» WHAT YOU ARE ASKED TO DO
Scan the data beneath this task and copy each line that includes "meeting".

>> BEGIN MATERIAL PROVIDED

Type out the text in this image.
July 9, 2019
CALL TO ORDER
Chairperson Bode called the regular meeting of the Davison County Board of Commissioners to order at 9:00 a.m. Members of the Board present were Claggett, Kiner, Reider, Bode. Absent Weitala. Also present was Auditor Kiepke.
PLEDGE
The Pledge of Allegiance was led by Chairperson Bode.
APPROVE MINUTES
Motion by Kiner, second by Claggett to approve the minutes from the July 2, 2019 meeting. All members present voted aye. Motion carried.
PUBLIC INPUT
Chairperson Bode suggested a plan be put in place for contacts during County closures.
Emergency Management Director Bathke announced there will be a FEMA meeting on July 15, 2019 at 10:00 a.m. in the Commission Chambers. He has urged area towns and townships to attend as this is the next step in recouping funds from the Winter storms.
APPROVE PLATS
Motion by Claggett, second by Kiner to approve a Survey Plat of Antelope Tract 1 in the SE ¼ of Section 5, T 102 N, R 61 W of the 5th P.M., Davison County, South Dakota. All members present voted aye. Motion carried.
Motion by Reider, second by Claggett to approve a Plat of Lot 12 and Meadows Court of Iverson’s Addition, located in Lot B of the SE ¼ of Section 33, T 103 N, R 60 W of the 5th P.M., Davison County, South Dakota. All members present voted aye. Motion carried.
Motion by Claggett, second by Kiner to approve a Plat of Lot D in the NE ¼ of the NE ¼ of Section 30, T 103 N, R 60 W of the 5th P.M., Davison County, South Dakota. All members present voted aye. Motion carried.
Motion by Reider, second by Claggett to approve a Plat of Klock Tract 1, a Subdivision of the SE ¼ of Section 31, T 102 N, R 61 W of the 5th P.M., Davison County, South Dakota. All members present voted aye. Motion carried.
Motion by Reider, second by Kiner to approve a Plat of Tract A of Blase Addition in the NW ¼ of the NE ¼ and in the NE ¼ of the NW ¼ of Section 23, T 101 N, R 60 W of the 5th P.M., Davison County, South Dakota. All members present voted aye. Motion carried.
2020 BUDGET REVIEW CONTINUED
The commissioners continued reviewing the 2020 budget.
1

>> END MATERIAL PROVIDED
>> BEGIN MATERIAL PROVIDED

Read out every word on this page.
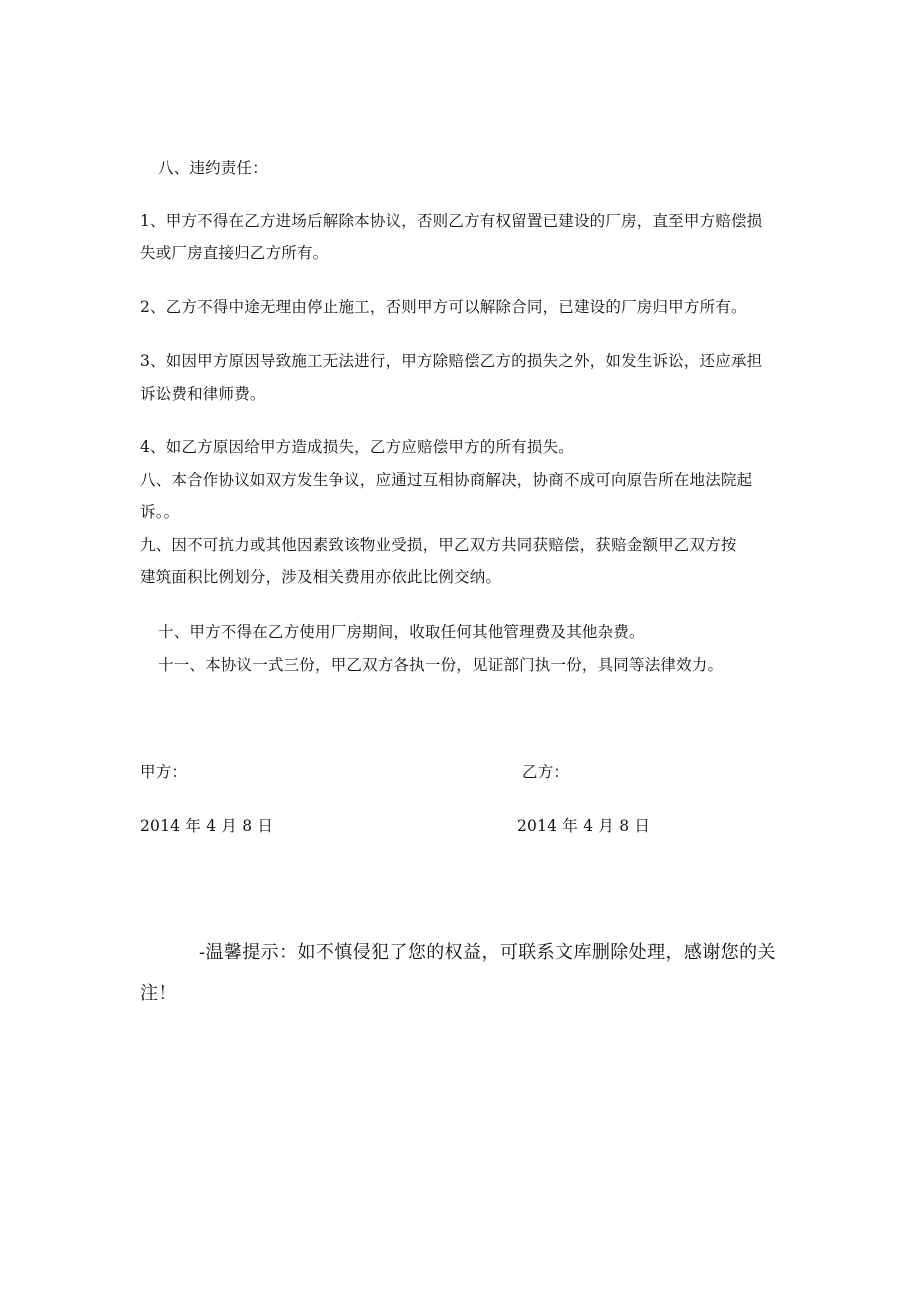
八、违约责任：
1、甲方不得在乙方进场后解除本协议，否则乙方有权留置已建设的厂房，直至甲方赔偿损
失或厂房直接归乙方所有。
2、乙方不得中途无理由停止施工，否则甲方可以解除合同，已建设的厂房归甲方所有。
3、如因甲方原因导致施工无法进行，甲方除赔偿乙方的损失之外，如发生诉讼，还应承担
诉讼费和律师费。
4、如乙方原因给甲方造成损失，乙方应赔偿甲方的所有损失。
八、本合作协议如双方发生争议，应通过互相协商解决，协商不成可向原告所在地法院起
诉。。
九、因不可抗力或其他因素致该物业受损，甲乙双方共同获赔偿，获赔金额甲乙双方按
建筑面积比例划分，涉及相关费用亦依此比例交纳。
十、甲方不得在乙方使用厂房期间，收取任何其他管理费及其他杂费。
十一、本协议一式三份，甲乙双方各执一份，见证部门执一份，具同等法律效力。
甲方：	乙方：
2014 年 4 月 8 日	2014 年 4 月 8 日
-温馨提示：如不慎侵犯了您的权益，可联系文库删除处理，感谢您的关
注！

>> END MATERIAL PROVIDED

» TASK SOLUTION
Chairperson Bode called the regular meeting of the Davison County Board of Commissioners to order at 9:00 a.m. Members of the Board present were Claggett, Kiner, Reider, Bode. Absent Weitala. Also present was Auditor Kiepke.
Motion by Kiner, second by Claggett to approve the minutes from the July 2, 2019 meeting. All members present voted aye. Motion carried.
Emergency Management Director Bathke announced there will be a FEMA meeting on July 15, 2019 at 10:00 a.m. in the Commission Chambers. He has urged area towns and townships to attend as this is the next step in recouping funds from the Winter storms.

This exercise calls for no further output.